begin
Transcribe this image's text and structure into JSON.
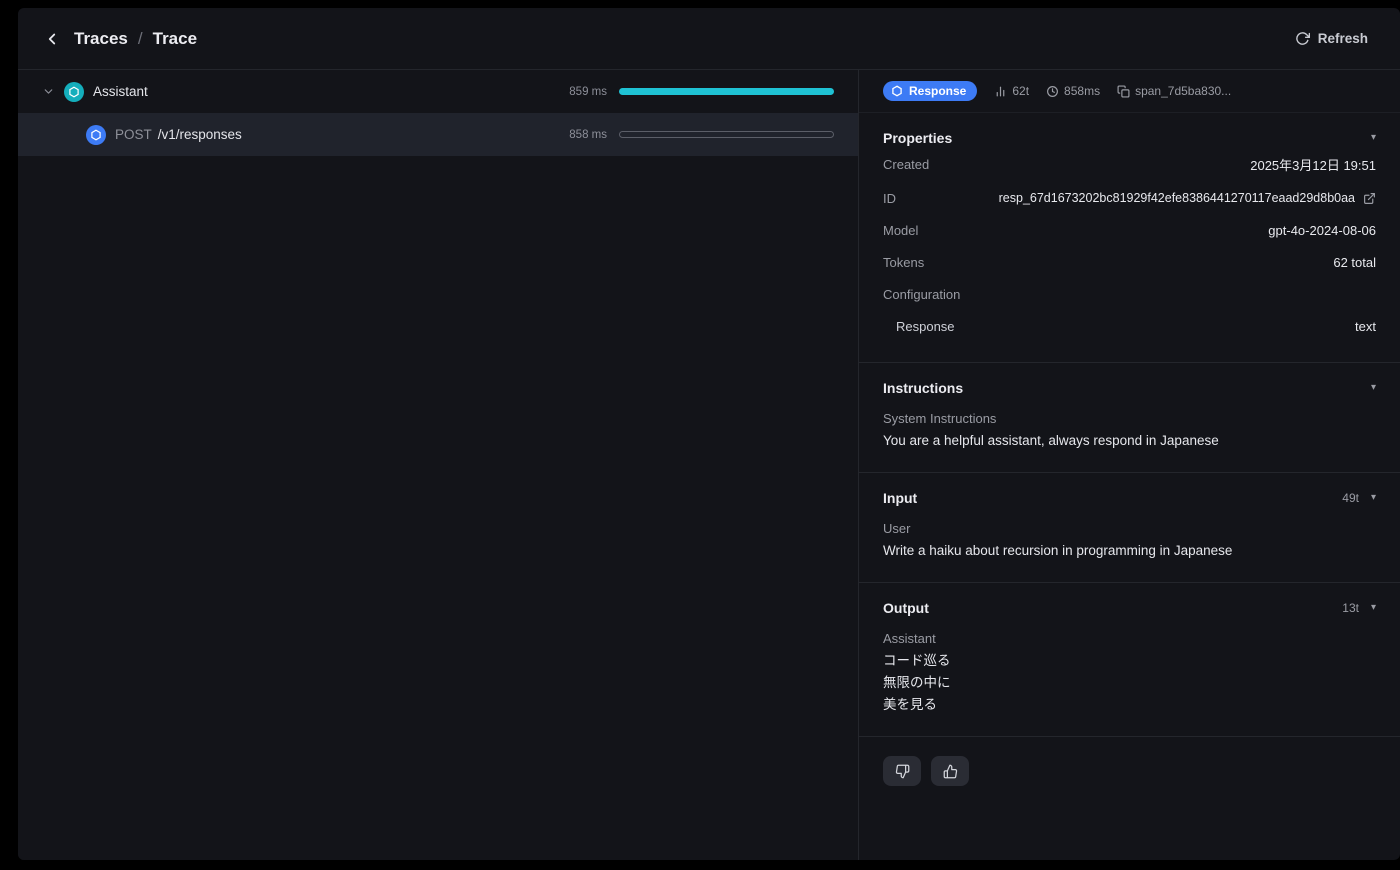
{
  "header": {
    "breadcrumb": {
      "parent": "Traces",
      "separator": "/",
      "current": "Trace"
    },
    "refresh_label": "Refresh"
  },
  "tree": {
    "rows": [
      {
        "label": "Assistant",
        "duration": "859 ms"
      },
      {
        "method": "POST",
        "path": "/v1/responses",
        "duration": "858 ms"
      }
    ]
  },
  "detail": {
    "meta": {
      "badge_label": "Response",
      "tokens": "62t",
      "duration": "858ms",
      "span_id": "span_7d5ba830..."
    },
    "properties": {
      "title": "Properties",
      "rows": [
        {
          "label": "Created",
          "value": "2025年3月12日 19:51"
        },
        {
          "label": "ID",
          "value": "resp_67d1673202bc81929f42efe8386441270117eaad29d8b0aa"
        },
        {
          "label": "Model",
          "value": "gpt-4o-2024-08-06"
        },
        {
          "label": "Tokens",
          "value": "62 total"
        }
      ],
      "configuration": {
        "label": "Configuration",
        "rows": [
          {
            "label": "Response",
            "value": "text"
          }
        ]
      }
    },
    "instructions": {
      "title": "Instructions",
      "role": "System Instructions",
      "text": "You are a helpful assistant, always respond in Japanese"
    },
    "input": {
      "title": "Input",
      "tokens": "49t",
      "role": "User",
      "text": "Write a haiku about recursion in programming in Japanese"
    },
    "output": {
      "title": "Output",
      "tokens": "13t",
      "role": "Assistant",
      "lines": [
        "コード巡る",
        "無限の中に",
        "美を見る"
      ]
    }
  },
  "colors": {
    "accent_blue": "#3d7bf5",
    "accent_teal": "#1fc2d4",
    "background": "#131419",
    "selected_row": "#20232c"
  }
}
end
Using the entries above, return each line in which the word "title" occurs.

■ **SOLUTION TO THIS PROBLEM**
      "title": "Properties",
      "title": "Instructions",
      "title": "Input",
      "title": "Output",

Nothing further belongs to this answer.